** start RECORDS FOR THE EXERCISE **
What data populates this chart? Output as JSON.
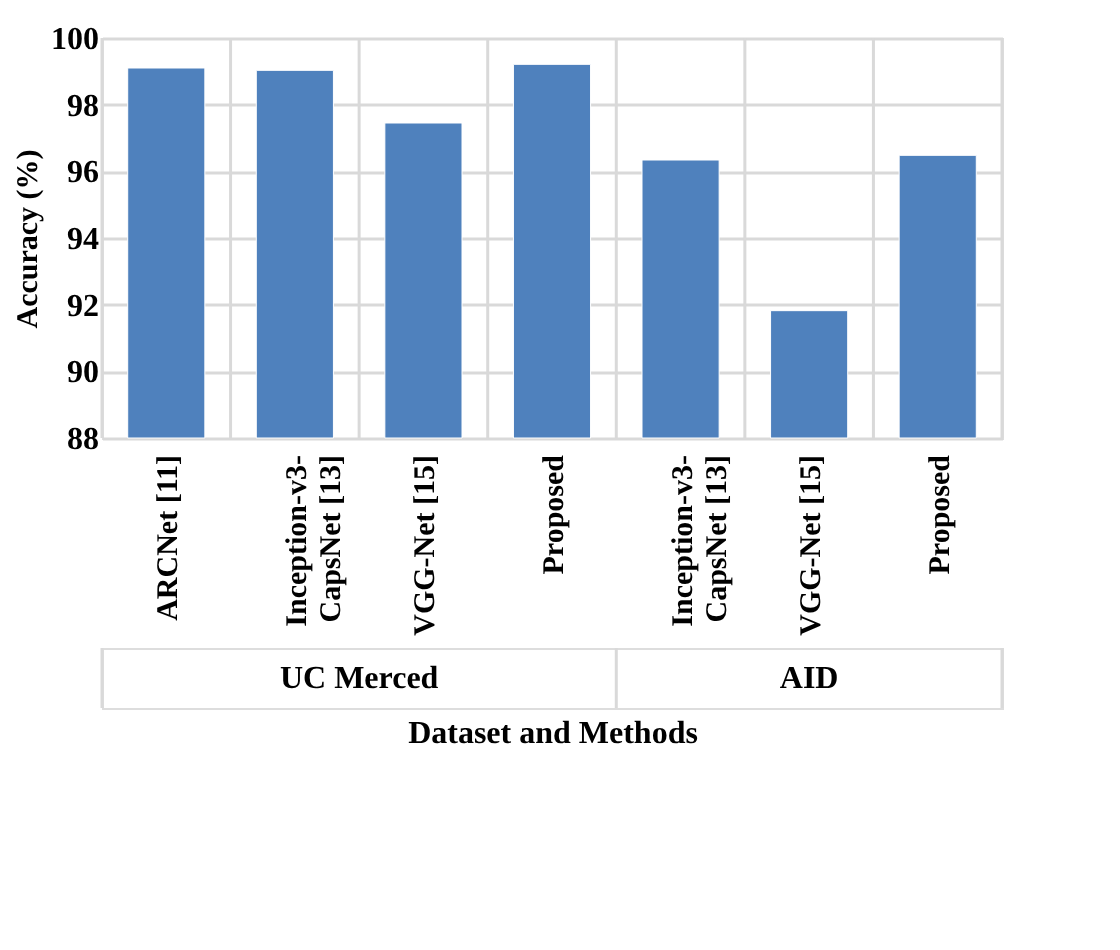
{
  "chart_data": {
    "type": "bar",
    "xlabel": "Dataset and Methods",
    "ylabel": "Accuracy (%)",
    "categories": [
      "ARCNet [11]",
      "Inception-v3-CapsNet [13]",
      "VGG-Net [15]",
      "Proposed",
      "Inception-v3-CapsNet [13]",
      "VGG-Net [15]",
      "Proposed"
    ],
    "values": [
      99.1,
      99.03,
      97.45,
      99.21,
      96.34,
      91.82,
      96.48
    ],
    "color": "#4f81bd",
    "ylim": [
      88,
      100
    ],
    "yticks": [
      88,
      90,
      92,
      94,
      96,
      98,
      100
    ],
    "grid": true,
    "annotations": [
      "UC Merced",
      "AID"
    ]
  }
}
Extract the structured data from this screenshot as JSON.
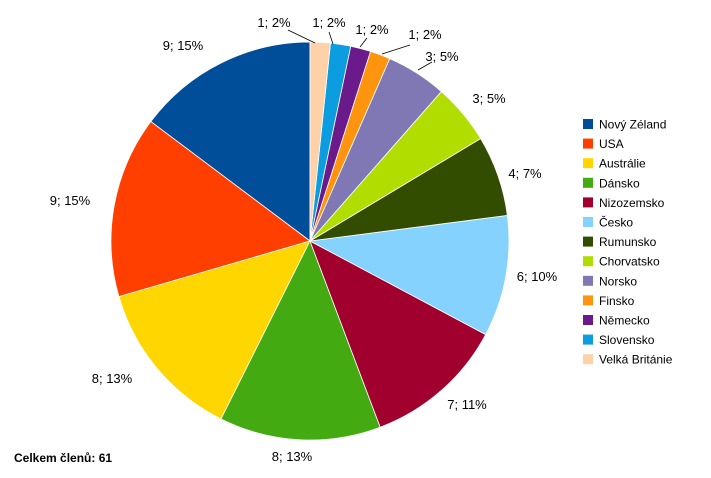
** end RECORDS FOR THE EXERCISE **
PROBLEM TO WORK ON: Reproduce the entries above exactly. Do not include the images.

RESPONSE BELOW:
What data populates this chart? Output as JSON.
{
  "chart_data": {
    "type": "bar",
    "xlabel": "Dataset and Methods",
    "ylabel": "Accuracy (%)",
    "categories": [
      "ARCNet [11]",
      "Inception-v3-CapsNet [13]",
      "VGG-Net [15]",
      "Proposed",
      "Inception-v3-CapsNet [13]",
      "VGG-Net [15]",
      "Proposed"
    ],
    "values": [
      99.1,
      99.03,
      97.45,
      99.21,
      96.34,
      91.82,
      96.48
    ],
    "color": "#4f81bd",
    "ylim": [
      88,
      100
    ],
    "yticks": [
      88,
      90,
      92,
      94,
      96,
      98,
      100
    ],
    "grid": true,
    "annotations": [
      "UC Merced",
      "AID"
    ]
  }
}
Extract the structured data from this screenshot as JSON.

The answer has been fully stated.